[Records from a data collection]
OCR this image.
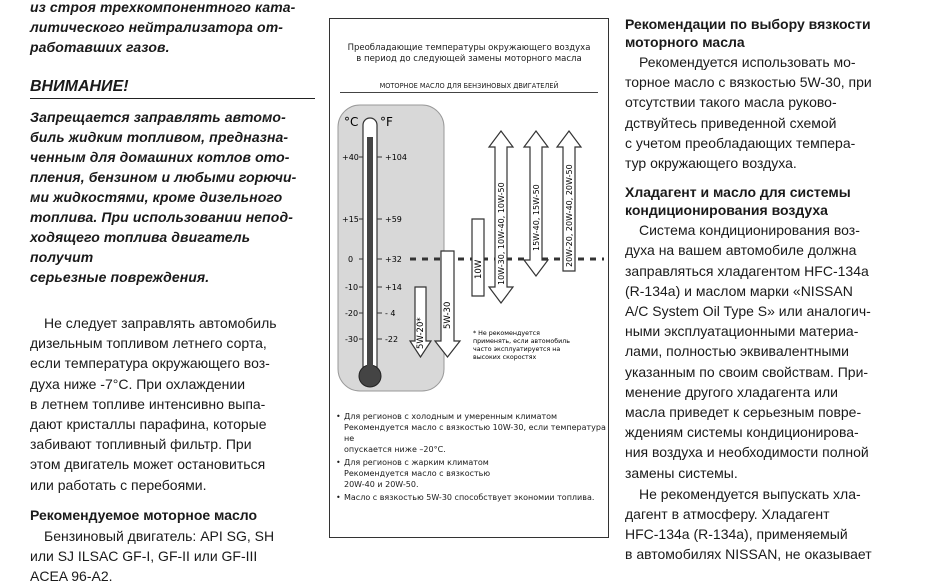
из строя трехкомпонентного ката-
литического нейтрализатора от-
работавших газов.
ВНИМАНИЕ!
Запрещается заправлять автомо-
биль жидким топливом, предназна-
ченным для домашних котлов ото-
пления, бензином и любыми горючи-
ми жидкостями, кроме дизельного
топлива. При использовании непод-
ходящего топлива двигатель получит
серьезные повреждения.
Не следует заправлять автомобиль
дизельным топливом летнего сорта,
если температура окружающего воз-
духа ниже -7°C. При охлаждении
в летнем топливе интенсивно выпа-
дают кристаллы парафина, которые
забивают топливный фильтр. При
этом двигатель может остановиться
или работать с перебоями.
Рекомендуемое моторное масло
Бензиновый двигатель: API SG, SH
или SJ ILSAC GF-I, GF-II или GF-III
ACEA 96-A2.
Преобладающие температуры окружающего воздуха
в период до следующей замены моторного масла
МОТОРНОЕ МАСЛО ДЛЯ БЕНЗИНОВЫХ ДВИГАТЕЛЕЙ
°C °F
+40
+15
0
-10
-20
-30
+104
+59
+32
+14
- 4
-22 5W-20*
5W-30
10W 10W-30, 10W-40, 10W-50	15W-40, 15W-50	20W-20, 20W-40, 20W-50
* Не рекомендуется
применять, если автомобиль
часто эксплуатируется на
высоких скоростях
• Для регионов с холодным и умеренным климатом
Рекомендуется масло с вязкостью 10W-30, если температура не
опускается ниже –20°C.
• Для регионов с жарким климатом
Рекомендуется масло с вязкостью
20W-40 и 20W-50.
• Масло с вязкостью 5W-30 способствует экономии топлива.
Рекомендации по выбору вязкости
моторного масла
Рекомендуется использовать мо-
торное масло с вязкостью 5W-30, при
отсутствии такого масла руково-
дствуйтесь приведенной схемой
с учетом преобладающих темпера-
тур окружающего воздуха.
Хладагент и масло для системы
кондиционирования воздуха
Система кондиционирования воз-
духа на вашем автомобиле должна
заправляться хладагентом HFC-134a
(R-134a) и маслом марки «NISSAN
A/C System Oil Type S» или аналогич-
ными эксплуатационными материа-
лами, полностью эквивалентными
указанным по своим свойствам. При-
менение другого хладагента или
масла приведет к серьезным повре-
ждениям системы кондиционирова-
ния воздуха и необходимости полной
замены системы.
Не рекомендуется выпускать хла-
дагент в атмосферу. Хладагент
HFC-134a (R-134a), применяемый
в автомобилях NISSAN, не оказывает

#### WHAT THE TASK ASKS:
Go through the entries and return each line where the word "масла" appears.

#### REPLY:
в период до следующей замены моторного масла
моторного масла
отсутствии такого масла руково-
масла приведет к серьезным повре-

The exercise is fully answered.